--- START Entries ---
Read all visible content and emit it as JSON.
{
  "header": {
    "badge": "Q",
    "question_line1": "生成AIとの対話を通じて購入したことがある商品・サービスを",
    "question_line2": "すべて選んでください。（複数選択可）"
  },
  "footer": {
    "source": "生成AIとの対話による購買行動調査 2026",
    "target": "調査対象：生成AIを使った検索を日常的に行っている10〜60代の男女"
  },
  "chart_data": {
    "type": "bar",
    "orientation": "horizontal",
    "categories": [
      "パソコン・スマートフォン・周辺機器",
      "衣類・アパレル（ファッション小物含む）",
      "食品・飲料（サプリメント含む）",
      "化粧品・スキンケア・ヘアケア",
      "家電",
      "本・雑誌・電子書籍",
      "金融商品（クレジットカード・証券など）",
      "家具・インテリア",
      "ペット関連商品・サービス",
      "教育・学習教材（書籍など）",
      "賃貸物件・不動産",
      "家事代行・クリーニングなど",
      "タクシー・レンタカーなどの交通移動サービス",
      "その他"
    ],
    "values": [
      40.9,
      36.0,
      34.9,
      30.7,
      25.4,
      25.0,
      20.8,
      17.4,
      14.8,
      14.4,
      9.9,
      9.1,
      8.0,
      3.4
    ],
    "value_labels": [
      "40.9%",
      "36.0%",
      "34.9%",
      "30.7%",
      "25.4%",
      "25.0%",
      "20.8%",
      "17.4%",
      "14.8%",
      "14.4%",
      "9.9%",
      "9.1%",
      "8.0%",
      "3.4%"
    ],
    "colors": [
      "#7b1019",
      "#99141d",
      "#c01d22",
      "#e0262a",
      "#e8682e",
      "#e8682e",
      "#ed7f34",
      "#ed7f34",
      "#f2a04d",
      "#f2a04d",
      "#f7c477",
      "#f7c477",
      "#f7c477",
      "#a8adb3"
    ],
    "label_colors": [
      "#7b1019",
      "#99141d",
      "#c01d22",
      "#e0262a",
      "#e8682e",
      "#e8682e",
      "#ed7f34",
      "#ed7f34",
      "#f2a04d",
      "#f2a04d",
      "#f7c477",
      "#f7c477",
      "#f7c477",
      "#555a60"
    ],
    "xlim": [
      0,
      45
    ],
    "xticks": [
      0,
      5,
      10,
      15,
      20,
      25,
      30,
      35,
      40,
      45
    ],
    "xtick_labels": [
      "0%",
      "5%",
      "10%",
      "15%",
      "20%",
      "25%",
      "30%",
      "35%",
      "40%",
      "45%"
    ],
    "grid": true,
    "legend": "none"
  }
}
--- END Entries ---
--- START Entries ---
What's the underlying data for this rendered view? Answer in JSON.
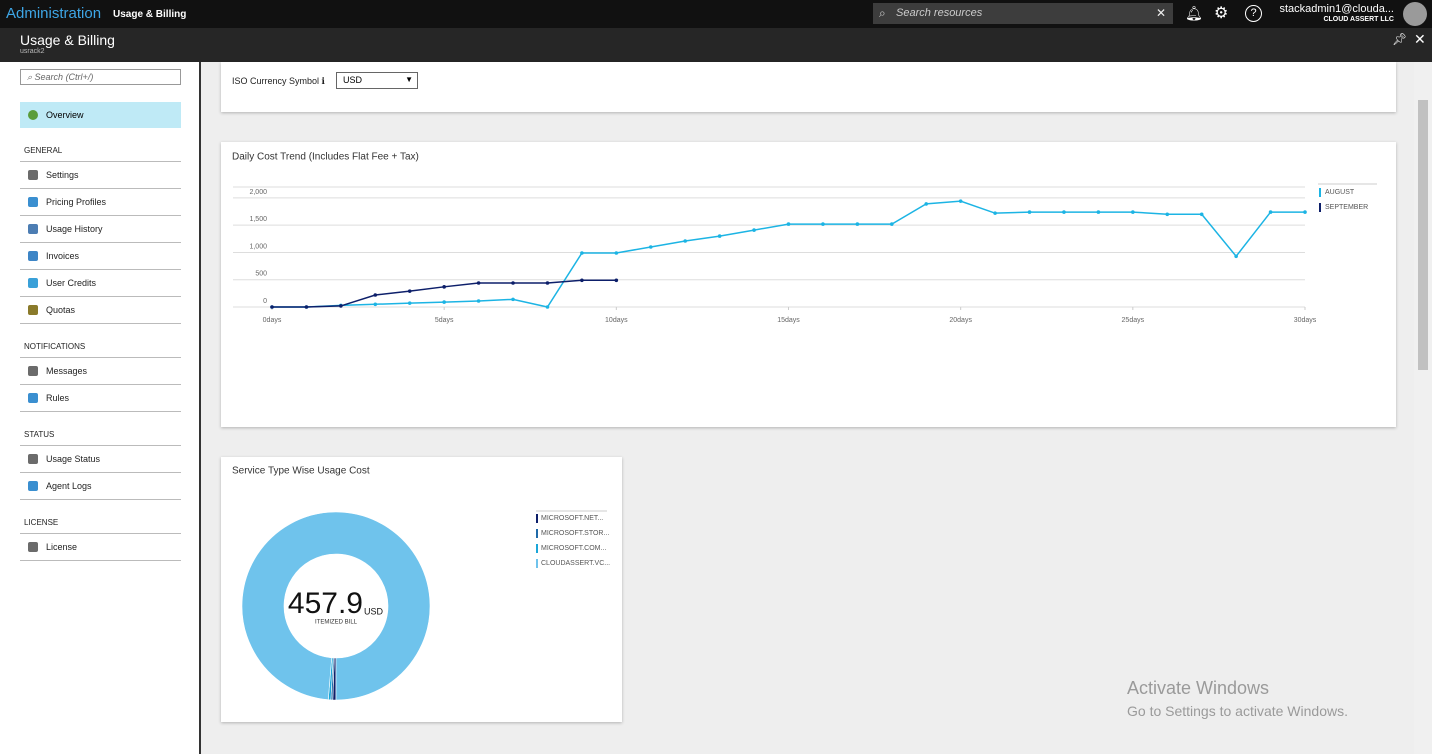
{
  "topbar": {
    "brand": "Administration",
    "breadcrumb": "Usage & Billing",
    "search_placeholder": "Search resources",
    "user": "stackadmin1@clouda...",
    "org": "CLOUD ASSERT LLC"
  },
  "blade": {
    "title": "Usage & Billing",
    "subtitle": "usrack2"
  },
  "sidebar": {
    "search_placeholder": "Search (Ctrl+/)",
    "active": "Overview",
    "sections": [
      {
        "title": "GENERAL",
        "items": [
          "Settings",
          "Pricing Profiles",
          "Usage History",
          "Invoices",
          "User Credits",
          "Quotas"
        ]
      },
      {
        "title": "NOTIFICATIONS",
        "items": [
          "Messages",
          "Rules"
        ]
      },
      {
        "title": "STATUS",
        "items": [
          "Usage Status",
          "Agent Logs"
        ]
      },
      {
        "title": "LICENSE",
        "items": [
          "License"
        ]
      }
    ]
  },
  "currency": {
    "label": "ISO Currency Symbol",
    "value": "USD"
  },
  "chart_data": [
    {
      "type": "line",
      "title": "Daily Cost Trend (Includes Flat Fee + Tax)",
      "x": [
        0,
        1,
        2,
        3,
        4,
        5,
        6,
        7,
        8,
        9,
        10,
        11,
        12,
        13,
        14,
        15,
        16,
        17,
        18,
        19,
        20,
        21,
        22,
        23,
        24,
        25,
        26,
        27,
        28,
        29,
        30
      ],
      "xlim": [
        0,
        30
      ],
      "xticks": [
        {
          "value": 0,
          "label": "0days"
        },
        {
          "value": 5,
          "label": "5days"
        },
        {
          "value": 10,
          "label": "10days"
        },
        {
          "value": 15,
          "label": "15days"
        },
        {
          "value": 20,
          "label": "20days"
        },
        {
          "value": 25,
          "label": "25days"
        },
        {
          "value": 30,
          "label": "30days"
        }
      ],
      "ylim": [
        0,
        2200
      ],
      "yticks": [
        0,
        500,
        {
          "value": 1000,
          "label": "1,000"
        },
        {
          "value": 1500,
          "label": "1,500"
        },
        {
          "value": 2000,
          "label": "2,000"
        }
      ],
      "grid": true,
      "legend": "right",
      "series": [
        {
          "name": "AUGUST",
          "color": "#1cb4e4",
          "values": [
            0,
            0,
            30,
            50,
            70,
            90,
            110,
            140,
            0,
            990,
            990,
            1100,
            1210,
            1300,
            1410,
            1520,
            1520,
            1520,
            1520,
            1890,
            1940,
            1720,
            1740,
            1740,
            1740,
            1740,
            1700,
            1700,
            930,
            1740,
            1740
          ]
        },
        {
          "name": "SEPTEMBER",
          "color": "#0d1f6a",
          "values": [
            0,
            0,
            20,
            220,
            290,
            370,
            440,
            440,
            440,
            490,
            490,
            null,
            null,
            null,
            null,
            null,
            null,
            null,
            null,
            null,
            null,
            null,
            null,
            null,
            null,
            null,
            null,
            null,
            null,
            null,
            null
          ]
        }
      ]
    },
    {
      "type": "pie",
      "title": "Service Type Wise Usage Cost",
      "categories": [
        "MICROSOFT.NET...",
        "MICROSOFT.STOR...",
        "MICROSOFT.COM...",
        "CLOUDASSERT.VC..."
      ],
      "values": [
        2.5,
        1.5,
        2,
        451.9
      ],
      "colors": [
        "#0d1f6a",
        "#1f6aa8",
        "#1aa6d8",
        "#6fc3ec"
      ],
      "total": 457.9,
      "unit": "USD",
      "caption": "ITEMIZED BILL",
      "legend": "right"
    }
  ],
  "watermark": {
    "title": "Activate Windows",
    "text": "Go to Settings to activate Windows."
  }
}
--- END Entries ---
### Required task
Count every line above that holds the word "Windows", and state the number and nothing more.

### Response
2